>> START Supplied entries

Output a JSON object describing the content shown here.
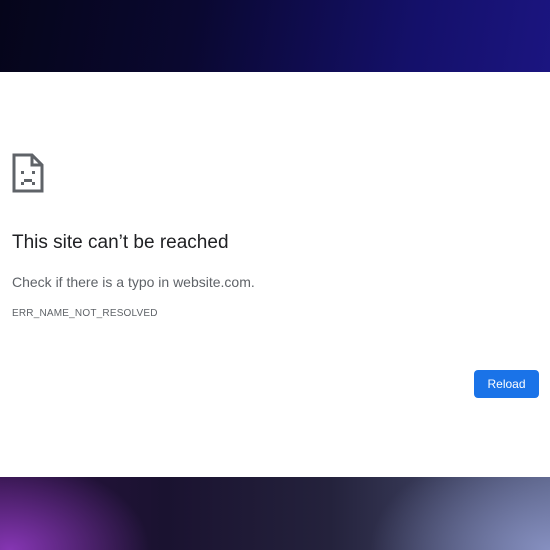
{
  "error_page": {
    "icon": "sad-page-icon",
    "title": "This site can’t be reached",
    "message": "Check if there is a typo in website.com.",
    "error_code": "ERR_NAME_NOT_RESOLVED",
    "reload_label": "Reload"
  },
  "colors": {
    "accent": "#1a73e8",
    "title_text": "#202124",
    "body_text": "#5f6368"
  }
}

>> END Supplied entries

● Stated exercise:
Omit every picture, then reproduce the rest of the listing exactly.

● Final result:
Output a JSON object describing the content shown here.
{
  "error_page": {
    "icon": "sad-page-icon",
    "title": "This site can’t be reached",
    "message": "Check if there is a typo in website.com.",
    "error_code": "ERR_NAME_NOT_RESOLVED",
    "reload_label": "Reload"
  },
  "colors": {
    "accent": "#1a73e8",
    "title_text": "#202124",
    "body_text": "#5f6368"
  }
}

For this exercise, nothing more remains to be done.